Direction | Transcribe the material word for word, but without the images.

··· Records shown ···

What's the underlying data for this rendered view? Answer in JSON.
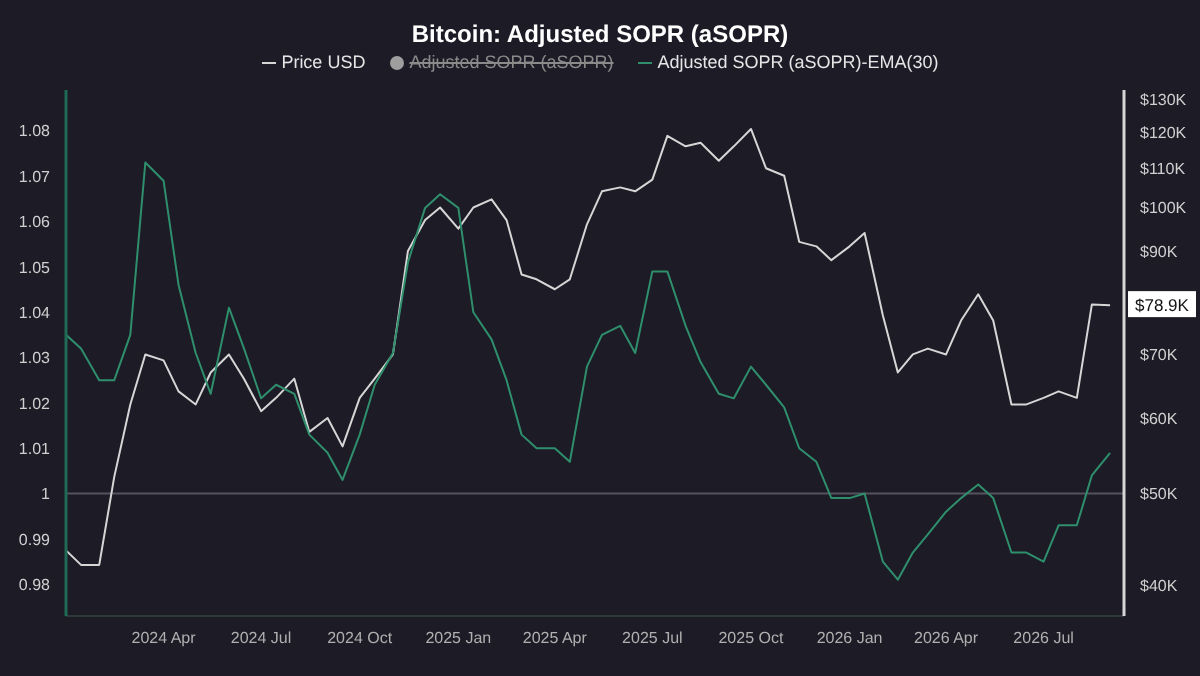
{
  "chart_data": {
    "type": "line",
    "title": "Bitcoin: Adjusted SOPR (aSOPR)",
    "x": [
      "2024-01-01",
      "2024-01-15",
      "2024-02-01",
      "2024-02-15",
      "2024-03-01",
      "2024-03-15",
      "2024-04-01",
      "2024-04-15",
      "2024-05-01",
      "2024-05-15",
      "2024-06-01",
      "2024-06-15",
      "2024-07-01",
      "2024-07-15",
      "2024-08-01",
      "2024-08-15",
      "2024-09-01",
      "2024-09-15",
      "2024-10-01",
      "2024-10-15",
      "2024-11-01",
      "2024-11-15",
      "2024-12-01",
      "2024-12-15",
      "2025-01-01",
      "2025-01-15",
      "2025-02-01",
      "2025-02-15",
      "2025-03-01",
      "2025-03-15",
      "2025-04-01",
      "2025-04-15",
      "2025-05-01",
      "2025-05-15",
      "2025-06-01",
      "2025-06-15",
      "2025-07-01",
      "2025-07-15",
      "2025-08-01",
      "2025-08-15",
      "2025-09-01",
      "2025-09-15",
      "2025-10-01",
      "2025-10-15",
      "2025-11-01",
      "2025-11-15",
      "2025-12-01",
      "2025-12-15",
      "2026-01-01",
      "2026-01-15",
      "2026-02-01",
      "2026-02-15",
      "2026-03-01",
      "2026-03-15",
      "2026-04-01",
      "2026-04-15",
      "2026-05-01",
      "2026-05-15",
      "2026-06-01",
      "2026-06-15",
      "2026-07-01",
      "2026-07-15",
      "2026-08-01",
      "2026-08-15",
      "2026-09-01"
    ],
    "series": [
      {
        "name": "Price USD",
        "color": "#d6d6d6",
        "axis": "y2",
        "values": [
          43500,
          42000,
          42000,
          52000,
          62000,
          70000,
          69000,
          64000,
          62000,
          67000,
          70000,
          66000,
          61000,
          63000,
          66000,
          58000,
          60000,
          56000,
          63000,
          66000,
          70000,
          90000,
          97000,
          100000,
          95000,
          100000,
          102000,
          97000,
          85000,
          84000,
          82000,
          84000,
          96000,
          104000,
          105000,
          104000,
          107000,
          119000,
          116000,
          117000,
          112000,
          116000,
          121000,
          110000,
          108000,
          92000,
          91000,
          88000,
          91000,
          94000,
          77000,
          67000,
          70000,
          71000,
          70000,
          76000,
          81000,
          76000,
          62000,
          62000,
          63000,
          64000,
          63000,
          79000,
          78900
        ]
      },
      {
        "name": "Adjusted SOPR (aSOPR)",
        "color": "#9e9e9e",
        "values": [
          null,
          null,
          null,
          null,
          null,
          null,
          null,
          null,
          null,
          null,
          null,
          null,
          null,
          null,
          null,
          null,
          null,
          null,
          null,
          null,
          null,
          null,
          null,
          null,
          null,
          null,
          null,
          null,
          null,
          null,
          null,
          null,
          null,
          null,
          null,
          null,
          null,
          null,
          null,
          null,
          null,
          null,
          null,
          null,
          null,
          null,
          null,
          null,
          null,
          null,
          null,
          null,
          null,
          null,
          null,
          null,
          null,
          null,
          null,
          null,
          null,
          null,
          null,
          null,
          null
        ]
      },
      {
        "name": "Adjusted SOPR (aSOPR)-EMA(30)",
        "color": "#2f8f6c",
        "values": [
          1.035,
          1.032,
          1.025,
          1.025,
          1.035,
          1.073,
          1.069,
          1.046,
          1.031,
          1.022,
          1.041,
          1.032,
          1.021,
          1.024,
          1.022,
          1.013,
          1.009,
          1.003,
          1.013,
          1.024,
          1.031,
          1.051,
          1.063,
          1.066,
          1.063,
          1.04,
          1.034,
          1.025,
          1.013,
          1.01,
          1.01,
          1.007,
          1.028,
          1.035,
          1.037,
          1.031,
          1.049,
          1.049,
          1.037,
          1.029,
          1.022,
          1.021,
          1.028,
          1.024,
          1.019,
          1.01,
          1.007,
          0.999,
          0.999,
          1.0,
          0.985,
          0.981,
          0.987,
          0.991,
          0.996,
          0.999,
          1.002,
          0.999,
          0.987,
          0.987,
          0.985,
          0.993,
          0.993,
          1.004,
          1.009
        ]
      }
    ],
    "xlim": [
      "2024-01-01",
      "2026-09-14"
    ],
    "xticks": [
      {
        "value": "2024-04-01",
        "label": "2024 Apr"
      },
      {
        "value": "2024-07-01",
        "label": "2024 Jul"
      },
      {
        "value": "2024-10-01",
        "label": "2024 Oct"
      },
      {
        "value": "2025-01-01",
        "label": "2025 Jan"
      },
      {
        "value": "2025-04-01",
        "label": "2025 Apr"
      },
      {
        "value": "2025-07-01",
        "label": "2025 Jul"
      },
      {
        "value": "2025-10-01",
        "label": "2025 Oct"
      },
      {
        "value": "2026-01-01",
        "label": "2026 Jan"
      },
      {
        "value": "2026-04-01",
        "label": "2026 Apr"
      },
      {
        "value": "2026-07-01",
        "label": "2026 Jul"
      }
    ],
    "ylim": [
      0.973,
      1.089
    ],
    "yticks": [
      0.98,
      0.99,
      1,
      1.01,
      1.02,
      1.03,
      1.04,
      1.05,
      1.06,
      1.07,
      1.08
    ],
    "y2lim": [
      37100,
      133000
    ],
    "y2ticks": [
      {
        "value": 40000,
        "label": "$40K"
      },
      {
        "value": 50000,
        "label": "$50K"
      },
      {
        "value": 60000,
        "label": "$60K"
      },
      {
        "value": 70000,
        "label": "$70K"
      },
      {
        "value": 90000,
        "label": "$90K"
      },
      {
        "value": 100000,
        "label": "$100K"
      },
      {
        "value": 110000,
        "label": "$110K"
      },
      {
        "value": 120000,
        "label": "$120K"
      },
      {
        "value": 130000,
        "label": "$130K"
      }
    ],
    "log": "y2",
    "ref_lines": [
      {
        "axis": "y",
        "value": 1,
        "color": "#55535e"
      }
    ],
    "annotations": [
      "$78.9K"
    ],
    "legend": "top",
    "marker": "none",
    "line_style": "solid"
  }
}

···

Worked solution |
What's the underlying data for this rendered view? Answer in JSON.
{
  "chart_data": {
    "type": "line",
    "title": "Bitcoin: Adjusted SOPR (aSOPR)",
    "x": [
      "2024-01-01",
      "2024-01-15",
      "2024-02-01",
      "2024-02-15",
      "2024-03-01",
      "2024-03-15",
      "2024-04-01",
      "2024-04-15",
      "2024-05-01",
      "2024-05-15",
      "2024-06-01",
      "2024-06-15",
      "2024-07-01",
      "2024-07-15",
      "2024-08-01",
      "2024-08-15",
      "2024-09-01",
      "2024-09-15",
      "2024-10-01",
      "2024-10-15",
      "2024-11-01",
      "2024-11-15",
      "2024-12-01",
      "2024-12-15",
      "2025-01-01",
      "2025-01-15",
      "2025-02-01",
      "2025-02-15",
      "2025-03-01",
      "2025-03-15",
      "2025-04-01",
      "2025-04-15",
      "2025-05-01",
      "2025-05-15",
      "2025-06-01",
      "2025-06-15",
      "2025-07-01",
      "2025-07-15",
      "2025-08-01",
      "2025-08-15",
      "2025-09-01",
      "2025-09-15",
      "2025-10-01",
      "2025-10-15",
      "2025-11-01",
      "2025-11-15",
      "2025-12-01",
      "2025-12-15",
      "2026-01-01",
      "2026-01-15",
      "2026-02-01",
      "2026-02-15",
      "2026-03-01",
      "2026-03-15",
      "2026-04-01",
      "2026-04-15",
      "2026-05-01",
      "2026-05-15",
      "2026-06-01",
      "2026-06-15",
      "2026-07-01",
      "2026-07-15",
      "2026-08-01",
      "2026-08-15",
      "2026-09-01"
    ],
    "series": [
      {
        "name": "Price USD",
        "color": "#d6d6d6",
        "axis": "y2",
        "values": [
          43500,
          42000,
          42000,
          52000,
          62000,
          70000,
          69000,
          64000,
          62000,
          67000,
          70000,
          66000,
          61000,
          63000,
          66000,
          58000,
          60000,
          56000,
          63000,
          66000,
          70000,
          90000,
          97000,
          100000,
          95000,
          100000,
          102000,
          97000,
          85000,
          84000,
          82000,
          84000,
          96000,
          104000,
          105000,
          104000,
          107000,
          119000,
          116000,
          117000,
          112000,
          116000,
          121000,
          110000,
          108000,
          92000,
          91000,
          88000,
          91000,
          94000,
          77000,
          67000,
          70000,
          71000,
          70000,
          76000,
          81000,
          76000,
          62000,
          62000,
          63000,
          64000,
          63000,
          79000,
          78900
        ]
      },
      {
        "name": "Adjusted SOPR (aSOPR)",
        "color": "#9e9e9e",
        "values": [
          null,
          null,
          null,
          null,
          null,
          null,
          null,
          null,
          null,
          null,
          null,
          null,
          null,
          null,
          null,
          null,
          null,
          null,
          null,
          null,
          null,
          null,
          null,
          null,
          null,
          null,
          null,
          null,
          null,
          null,
          null,
          null,
          null,
          null,
          null,
          null,
          null,
          null,
          null,
          null,
          null,
          null,
          null,
          null,
          null,
          null,
          null,
          null,
          null,
          null,
          null,
          null,
          null,
          null,
          null,
          null,
          null,
          null,
          null,
          null,
          null,
          null,
          null,
          null,
          null
        ]
      },
      {
        "name": "Adjusted SOPR (aSOPR)-EMA(30)",
        "color": "#2f8f6c",
        "values": [
          1.035,
          1.032,
          1.025,
          1.025,
          1.035,
          1.073,
          1.069,
          1.046,
          1.031,
          1.022,
          1.041,
          1.032,
          1.021,
          1.024,
          1.022,
          1.013,
          1.009,
          1.003,
          1.013,
          1.024,
          1.031,
          1.051,
          1.063,
          1.066,
          1.063,
          1.04,
          1.034,
          1.025,
          1.013,
          1.01,
          1.01,
          1.007,
          1.028,
          1.035,
          1.037,
          1.031,
          1.049,
          1.049,
          1.037,
          1.029,
          1.022,
          1.021,
          1.028,
          1.024,
          1.019,
          1.01,
          1.007,
          0.999,
          0.999,
          1.0,
          0.985,
          0.981,
          0.987,
          0.991,
          0.996,
          0.999,
          1.002,
          0.999,
          0.987,
          0.987,
          0.985,
          0.993,
          0.993,
          1.004,
          1.009
        ]
      }
    ],
    "xlim": [
      "2024-01-01",
      "2026-09-14"
    ],
    "xticks": [
      {
        "value": "2024-04-01",
        "label": "2024 Apr"
      },
      {
        "value": "2024-07-01",
        "label": "2024 Jul"
      },
      {
        "value": "2024-10-01",
        "label": "2024 Oct"
      },
      {
        "value": "2025-01-01",
        "label": "2025 Jan"
      },
      {
        "value": "2025-04-01",
        "label": "2025 Apr"
      },
      {
        "value": "2025-07-01",
        "label": "2025 Jul"
      },
      {
        "value": "2025-10-01",
        "label": "2025 Oct"
      },
      {
        "value": "2026-01-01",
        "label": "2026 Jan"
      },
      {
        "value": "2026-04-01",
        "label": "2026 Apr"
      },
      {
        "value": "2026-07-01",
        "label": "2026 Jul"
      }
    ],
    "ylim": [
      0.973,
      1.089
    ],
    "yticks": [
      0.98,
      0.99,
      1,
      1.01,
      1.02,
      1.03,
      1.04,
      1.05,
      1.06,
      1.07,
      1.08
    ],
    "y2lim": [
      37100,
      133000
    ],
    "y2ticks": [
      {
        "value": 40000,
        "label": "$40K"
      },
      {
        "value": 50000,
        "label": "$50K"
      },
      {
        "value": 60000,
        "label": "$60K"
      },
      {
        "value": 70000,
        "label": "$70K"
      },
      {
        "value": 90000,
        "label": "$90K"
      },
      {
        "value": 100000,
        "label": "$100K"
      },
      {
        "value": 110000,
        "label": "$110K"
      },
      {
        "value": 120000,
        "label": "$120K"
      },
      {
        "value": 130000,
        "label": "$130K"
      }
    ],
    "log": "y2",
    "ref_lines": [
      {
        "axis": "y",
        "value": 1,
        "color": "#55535e"
      }
    ],
    "annotations": [
      "$78.9K"
    ],
    "legend": "top",
    "marker": "none",
    "line_style": "solid"
  }
}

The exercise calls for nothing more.